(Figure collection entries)

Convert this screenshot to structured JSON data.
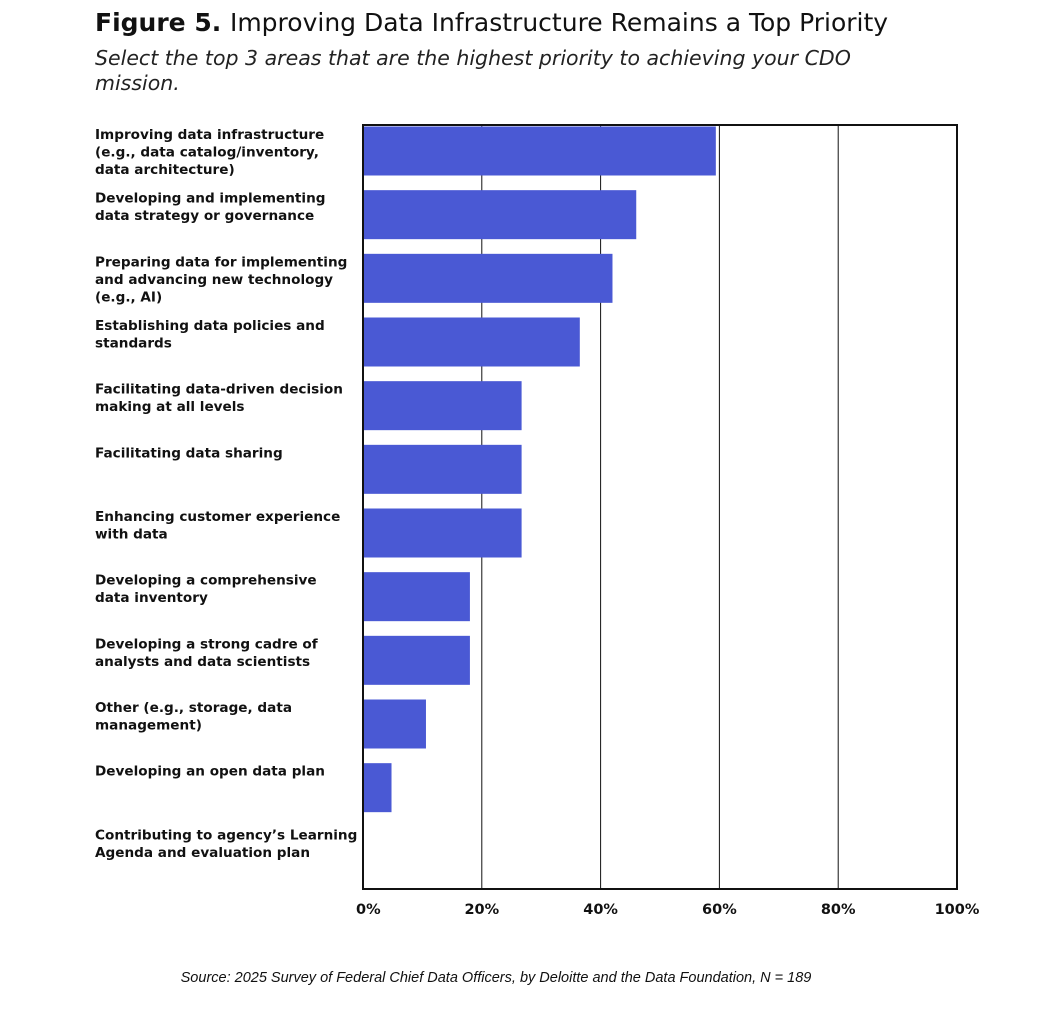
{
  "title": {
    "figure_label": "Figure 5.",
    "text": "Improving Data Infrastructure Remains a Top Priority"
  },
  "subtitle": "Select the top 3 areas that are the highest priority to achieving your CDO mission.",
  "source": "Source: 2025 Survey of Federal Chief Data Officers, by Deloitte and the Data Foundation, N = 189",
  "colors": {
    "bar": "#4a59d4",
    "grid": "#111111",
    "frame": "#111111"
  },
  "chart_data": {
    "type": "bar",
    "orientation": "horizontal",
    "categories": [
      [
        "Improving data infrastructure",
        "(e.g., data catalog/inventory,",
        "data architecture)"
      ],
      [
        "Developing and implementing",
        "data strategy or governance"
      ],
      [
        "Preparing data for implementing",
        "and advancing new technology",
        "(e.g., AI)"
      ],
      [
        "Establishing data policies and",
        "standards"
      ],
      [
        "Facilitating data-driven decision",
        "making at all levels"
      ],
      [
        "Facilitating data sharing"
      ],
      [
        "Enhancing customer experience",
        "with data"
      ],
      [
        "Developing a comprehensive",
        "data inventory"
      ],
      [
        "Developing a strong cadre of",
        "analysts and data scientists"
      ],
      [
        "Other (e.g., storage, data",
        "management)"
      ],
      [
        "Developing an open data plan"
      ],
      [
        "Contributing to agency’s Learning",
        "Agenda and evaluation plan"
      ]
    ],
    "values": [
      59.4,
      46.0,
      42.0,
      36.5,
      26.7,
      26.7,
      26.7,
      18.0,
      18.0,
      10.6,
      4.8,
      0
    ],
    "xlim": [
      0,
      100
    ],
    "xticks": [
      0,
      20,
      40,
      60,
      80,
      100
    ],
    "xtick_labels": [
      "0%",
      "20%",
      "40%",
      "60%",
      "80%",
      "100%"
    ],
    "grid": "vertical"
  }
}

> [Given problem]
Find all lines with "plan" in them and copy each one.

> [Exercise result]
        "Developing an open data plan"
        "Agenda and evaluation plan"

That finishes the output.